Extracted material:
........

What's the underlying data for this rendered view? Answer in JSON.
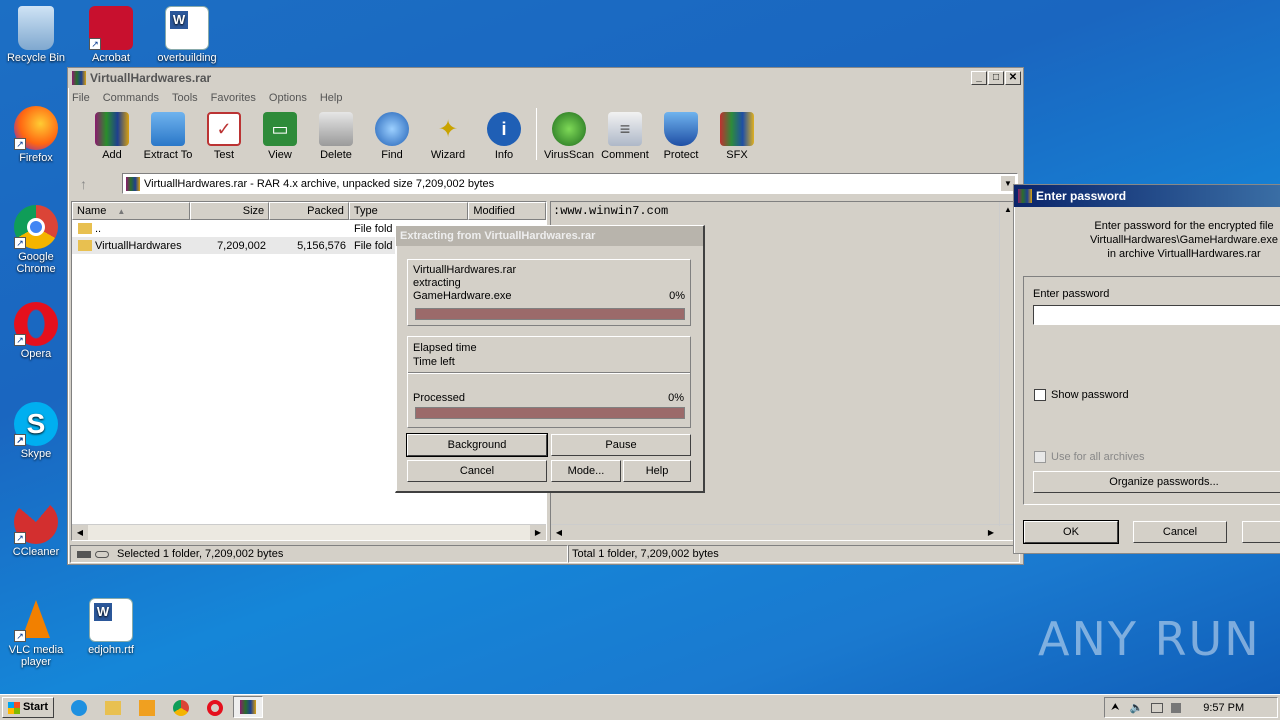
{
  "desktop": {
    "icons": [
      {
        "label": "Recycle Bin"
      },
      {
        "label": "Acrobat"
      },
      {
        "label": "overbuilding"
      },
      {
        "label": "Firefox"
      },
      {
        "label": "Google Chrome"
      },
      {
        "label": "Opera"
      },
      {
        "label": "Skype"
      },
      {
        "label": "CCleaner"
      },
      {
        "label": "VLC media player"
      },
      {
        "label": "edjohn.rtf"
      }
    ],
    "watermark": "ANY RUN"
  },
  "winrar": {
    "title": "VirtuallHardwares.rar",
    "menu": [
      "File",
      "Commands",
      "Tools",
      "Favorites",
      "Options",
      "Help"
    ],
    "toolbar": [
      "Add",
      "Extract To",
      "Test",
      "View",
      "Delete",
      "Find",
      "Wizard",
      "Info",
      "VirusScan",
      "Comment",
      "Protect",
      "SFX"
    ],
    "address": "VirtuallHardwares.rar - RAR 4.x archive, unpacked size 7,209,002 bytes",
    "columns": {
      "name": "Name",
      "size": "Size",
      "packed": "Packed",
      "type": "Type",
      "modified": "Modified"
    },
    "rows": [
      {
        "name": "..",
        "size": "",
        "packed": "",
        "type": "File fold"
      },
      {
        "name": "VirtuallHardwares",
        "size": "7,209,002",
        "packed": "5,156,576",
        "type": "File fold"
      }
    ],
    "comment": ":www.winwin7.com",
    "status_left": "Selected 1 folder, 7,209,002 bytes",
    "status_right": "Total 1 folder, 7,209,002 bytes"
  },
  "extract": {
    "title": "Extracting from VirtuallHardwares.rar",
    "archive": "VirtuallHardwares.rar",
    "action": "extracting",
    "file": "GameHardware.exe",
    "file_pct": "0%",
    "file_progress": 0,
    "elapsed_label": "Elapsed time",
    "left_label": "Time left",
    "processed_label": "Processed",
    "processed_pct": "0%",
    "processed_progress": 0,
    "buttons": {
      "background": "Background",
      "pause": "Pause",
      "cancel": "Cancel",
      "mode": "Mode...",
      "help": "Help"
    }
  },
  "password": {
    "title": "Enter password",
    "msg1": "Enter password for the encrypted file",
    "msg2": "VirtuallHardwares\\GameHardware.exe",
    "msg3": "in archive VirtuallHardwares.rar",
    "field_label": "Enter password",
    "value": "",
    "show_label": "Show password",
    "all_label": "Use for all archives",
    "organize": "Organize passwords...",
    "ok": "OK",
    "cancel": "Cancel"
  },
  "taskbar": {
    "start": "Start",
    "time": "9:57 PM"
  },
  "colors": {
    "titlebar_active": "#0a246a",
    "progress_fill": "#9b6a6a",
    "desktop": "#1a66c0"
  }
}
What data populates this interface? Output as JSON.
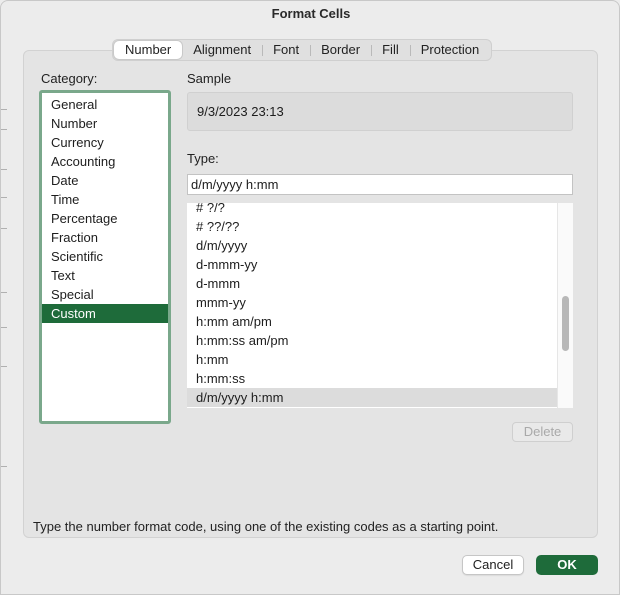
{
  "dialog": {
    "title": "Format Cells"
  },
  "tabs": [
    {
      "label": "Number",
      "active": true
    },
    {
      "label": "Alignment"
    },
    {
      "label": "Font"
    },
    {
      "label": "Border"
    },
    {
      "label": "Fill"
    },
    {
      "label": "Protection"
    }
  ],
  "category": {
    "label": "Category:",
    "items": [
      "General",
      "Number",
      "Currency",
      "Accounting",
      "Date",
      "Time",
      "Percentage",
      "Fraction",
      "Scientific",
      "Text",
      "Special",
      "Custom"
    ],
    "selected": "Custom"
  },
  "sample": {
    "label": "Sample",
    "value": "9/3/2023 23:13"
  },
  "type": {
    "label": "Type:",
    "value": "d/m/yyyy h:mm",
    "formats": [
      "# ?/?",
      "# ??/??",
      "d/m/yyyy",
      "d-mmm-yy",
      "d-mmm",
      "mmm-yy",
      "h:mm am/pm",
      "h:mm:ss am/pm",
      "h:mm",
      "h:mm:ss",
      "d/m/yyyy h:mm"
    ],
    "selected": "d/m/yyyy h:mm"
  },
  "buttons": {
    "delete": "Delete",
    "cancel": "Cancel",
    "ok": "OK"
  },
  "hint": "Type the number format code, using one of the existing codes as a starting point.",
  "colors": {
    "accent": "#1e6b3a",
    "list_border": "#7aa88b"
  }
}
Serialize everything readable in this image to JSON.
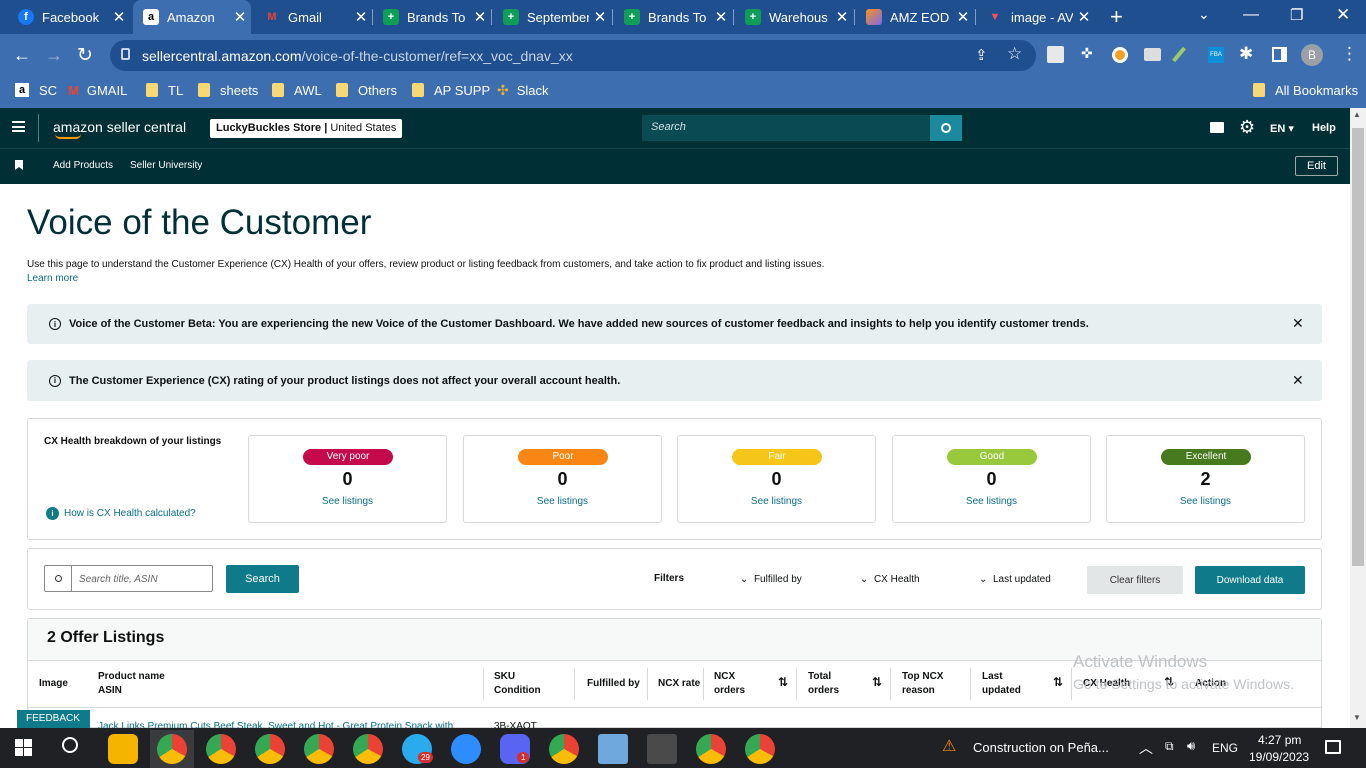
{
  "browser": {
    "tabs": [
      {
        "label": "Facebook",
        "icon": "facebook-icon",
        "color": "#1877f2"
      },
      {
        "label": "Amazon",
        "icon": "amazon-icon",
        "color": "#ffffff",
        "active": true
      },
      {
        "label": "Gmail",
        "icon": "gmail-icon",
        "color": "#ea4335"
      },
      {
        "label": "Brands To",
        "icon": "sheets-icon",
        "color": "#0f9d58"
      },
      {
        "label": "September",
        "icon": "sheets-icon",
        "color": "#0f9d58"
      },
      {
        "label": "Brands To",
        "icon": "sheets-icon",
        "color": "#0f9d58"
      },
      {
        "label": "Warehous",
        "icon": "sheets-icon",
        "color": "#0f9d58"
      },
      {
        "label": "AMZ EOD",
        "icon": "clickup-icon",
        "color": "#f7931a"
      },
      {
        "label": "image - AV",
        "icon": "image-icon",
        "color": "#d93025"
      }
    ],
    "url_host": "sellercentral.amazon.com",
    "url_path": "/voice-of-the-customer/ref=xx_voc_dnav_xx",
    "profile_initial": "B",
    "bookmarks": [
      "SC",
      "GMAIL",
      "TL",
      "sheets",
      "AWL",
      "Others",
      "AP SUPP",
      "Slack"
    ],
    "all_bookmarks": "All Bookmarks"
  },
  "seller_central": {
    "logo": "amazon seller central",
    "store": "LuckyBuckles Store",
    "marketplace": "United States",
    "search_placeholder": "Search",
    "language": "EN",
    "help": "Help",
    "nav": [
      "Add Products",
      "Seller University"
    ],
    "edit": "Edit"
  },
  "page": {
    "title": "Voice of the Customer",
    "description": "Use this page to understand the Customer Experience (CX) Health of your offers, review product or listing feedback from customers, and take action to fix product and listing issues.",
    "learn_more": "Learn more",
    "alert1": "Voice of the Customer Beta: You are experiencing the new Voice of the Customer Dashboard. We have added new sources of customer feedback and insights to help you identify customer trends.",
    "alert2": "The Customer Experience (CX) rating of your product listings does not affect your overall account health."
  },
  "cx_health": {
    "heading": "CX Health breakdown of your listings",
    "how_link": "How is CX Health calculated?",
    "buckets": [
      {
        "label": "Very poor",
        "count": "0",
        "link": "See listings",
        "color": "#c40a4a"
      },
      {
        "label": "Poor",
        "count": "0",
        "link": "See listings",
        "color": "#f98612"
      },
      {
        "label": "Fair",
        "count": "0",
        "link": "See listings",
        "color": "#f5c518"
      },
      {
        "label": "Good",
        "count": "0",
        "link": "See listings",
        "color": "#98c93c"
      },
      {
        "label": "Excellent",
        "count": "2",
        "link": "See listings",
        "color": "#477a1e"
      }
    ]
  },
  "filters": {
    "search_placeholder": "Search title, ASIN",
    "search_button": "Search",
    "label": "Filters",
    "fulfilled_by": "Fulfilled by",
    "cx_health": "CX Health",
    "last_updated": "Last updated",
    "clear": "Clear filters",
    "download": "Download data"
  },
  "listings": {
    "heading": "2 Offer Listings",
    "columns": {
      "image": "Image",
      "product_name": "Product name",
      "asin": "ASIN",
      "sku": "SKU",
      "condition": "Condition",
      "fulfilled_by": "Fulfilled by",
      "ncx_rate": "NCX rate",
      "ncx_orders_1": "NCX",
      "ncx_orders_2": "orders",
      "total_1": "Total",
      "total_2": "orders",
      "top_1": "Top NCX",
      "top_2": "reason",
      "last_1": "Last",
      "last_2": "updated",
      "cx_health": "CX Health",
      "action": "Action"
    },
    "row1_name": "Jack Links Premium Cuts Beef Steak, Sweet and Hot - Great Protein Snack with",
    "row1_sku": "3B-XAQT"
  },
  "feedback": "FEEDBACK",
  "watermark": {
    "line1": "Activate Windows",
    "line2": "Go to Settings to activate Windows."
  },
  "taskbar": {
    "weather": "Construction on Peña...",
    "language": "ENG",
    "time": "4:27 pm",
    "date": "19/09/2023",
    "badge_telegram": "29",
    "badge_discord": "1"
  }
}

........

Should a line in the material contain "heading", copy it.

Output:
    "heading": "CX Health breakdown of your listings",
    "heading": "2 Offer Listings",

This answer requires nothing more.